Your task:
Copy out exactly the lines from the line containing "Serialize everything readable" to the end of the listing.

The data:
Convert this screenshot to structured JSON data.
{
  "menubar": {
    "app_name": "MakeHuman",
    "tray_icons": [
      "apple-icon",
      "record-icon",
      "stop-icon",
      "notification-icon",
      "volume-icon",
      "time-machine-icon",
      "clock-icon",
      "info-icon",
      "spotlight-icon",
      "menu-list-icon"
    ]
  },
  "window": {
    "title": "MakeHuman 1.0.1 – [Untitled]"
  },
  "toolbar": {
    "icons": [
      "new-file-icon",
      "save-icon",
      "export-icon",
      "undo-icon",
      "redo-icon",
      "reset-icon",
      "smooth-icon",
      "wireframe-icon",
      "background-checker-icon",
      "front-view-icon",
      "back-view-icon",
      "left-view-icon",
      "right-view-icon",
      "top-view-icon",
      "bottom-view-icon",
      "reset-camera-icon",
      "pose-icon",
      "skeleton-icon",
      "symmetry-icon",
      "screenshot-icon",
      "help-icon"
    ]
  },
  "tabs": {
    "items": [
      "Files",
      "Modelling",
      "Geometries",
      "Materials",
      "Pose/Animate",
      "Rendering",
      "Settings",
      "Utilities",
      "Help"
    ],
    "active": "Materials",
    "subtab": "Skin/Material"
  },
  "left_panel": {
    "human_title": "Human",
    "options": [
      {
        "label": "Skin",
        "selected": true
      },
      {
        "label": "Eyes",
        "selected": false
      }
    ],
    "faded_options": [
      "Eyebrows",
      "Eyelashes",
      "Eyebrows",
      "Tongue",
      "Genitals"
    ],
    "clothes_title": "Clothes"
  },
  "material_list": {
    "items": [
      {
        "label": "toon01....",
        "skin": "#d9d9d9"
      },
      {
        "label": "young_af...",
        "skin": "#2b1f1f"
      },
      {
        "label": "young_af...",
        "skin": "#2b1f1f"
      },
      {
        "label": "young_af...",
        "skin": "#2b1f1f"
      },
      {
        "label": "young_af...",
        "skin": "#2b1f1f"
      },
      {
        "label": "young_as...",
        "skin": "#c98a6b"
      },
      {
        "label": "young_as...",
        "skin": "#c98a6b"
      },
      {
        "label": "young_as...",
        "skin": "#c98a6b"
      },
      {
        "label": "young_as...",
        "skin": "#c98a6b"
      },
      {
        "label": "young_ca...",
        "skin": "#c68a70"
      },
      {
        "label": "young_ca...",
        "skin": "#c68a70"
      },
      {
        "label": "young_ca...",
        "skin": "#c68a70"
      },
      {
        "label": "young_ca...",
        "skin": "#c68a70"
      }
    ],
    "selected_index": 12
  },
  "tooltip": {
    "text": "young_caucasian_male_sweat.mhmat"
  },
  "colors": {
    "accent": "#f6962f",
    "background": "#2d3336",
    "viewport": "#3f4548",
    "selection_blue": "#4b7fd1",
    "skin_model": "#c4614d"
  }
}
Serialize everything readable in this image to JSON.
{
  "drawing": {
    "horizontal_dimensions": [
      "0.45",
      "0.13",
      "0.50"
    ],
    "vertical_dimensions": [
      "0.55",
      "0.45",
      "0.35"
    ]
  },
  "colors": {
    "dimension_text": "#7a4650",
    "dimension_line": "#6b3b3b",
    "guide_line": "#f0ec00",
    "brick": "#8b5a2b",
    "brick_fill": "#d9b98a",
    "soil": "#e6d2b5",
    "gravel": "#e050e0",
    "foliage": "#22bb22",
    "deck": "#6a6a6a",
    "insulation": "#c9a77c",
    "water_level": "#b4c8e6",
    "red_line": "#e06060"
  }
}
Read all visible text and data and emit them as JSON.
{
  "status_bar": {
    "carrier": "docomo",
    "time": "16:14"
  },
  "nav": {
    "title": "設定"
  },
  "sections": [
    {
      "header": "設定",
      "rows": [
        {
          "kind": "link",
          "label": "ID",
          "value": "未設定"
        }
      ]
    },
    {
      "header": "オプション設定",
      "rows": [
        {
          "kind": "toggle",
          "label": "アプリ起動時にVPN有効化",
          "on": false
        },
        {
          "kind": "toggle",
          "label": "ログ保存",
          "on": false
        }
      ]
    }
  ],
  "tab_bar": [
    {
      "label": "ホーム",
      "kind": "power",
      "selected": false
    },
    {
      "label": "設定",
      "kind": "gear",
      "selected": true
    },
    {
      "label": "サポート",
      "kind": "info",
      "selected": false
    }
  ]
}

Expected answer:
Serialize everything readable in this image to JSON.
{
  "drawing": {
    "horizontal_dimensions": [
      "0.45",
      "0.13",
      "0.50"
    ],
    "vertical_dimensions": [
      "0.55",
      "0.45",
      "0.35"
    ]
  },
  "colors": {
    "dimension_text": "#7a4650",
    "dimension_line": "#6b3b3b",
    "guide_line": "#f0ec00",
    "brick": "#8b5a2b",
    "brick_fill": "#d9b98a",
    "soil": "#e6d2b5",
    "gravel": "#e050e0",
    "foliage": "#22bb22",
    "deck": "#6a6a6a",
    "insulation": "#c9a77c",
    "water_level": "#b4c8e6",
    "red_line": "#e06060"
  }
}
Read all visible text and data and emit them as JSON.
{
  "status_bar": {
    "carrier": "docomo",
    "time": "16:14"
  },
  "nav": {
    "title": "設定"
  },
  "sections": [
    {
      "header": "設定",
      "rows": [
        {
          "kind": "link",
          "label": "ID",
          "value": "未設定"
        }
      ]
    },
    {
      "header": "オプション設定",
      "rows": [
        {
          "kind": "toggle",
          "label": "アプリ起動時にVPN有効化",
          "on": false
        },
        {
          "kind": "toggle",
          "label": "ログ保存",
          "on": false
        }
      ]
    }
  ],
  "tab_bar": [
    {
      "label": "ホーム",
      "kind": "power",
      "selected": false
    },
    {
      "label": "設定",
      "kind": "gear",
      "selected": true
    },
    {
      "label": "サポート",
      "kind": "info",
      "selected": false
    }
  ]
}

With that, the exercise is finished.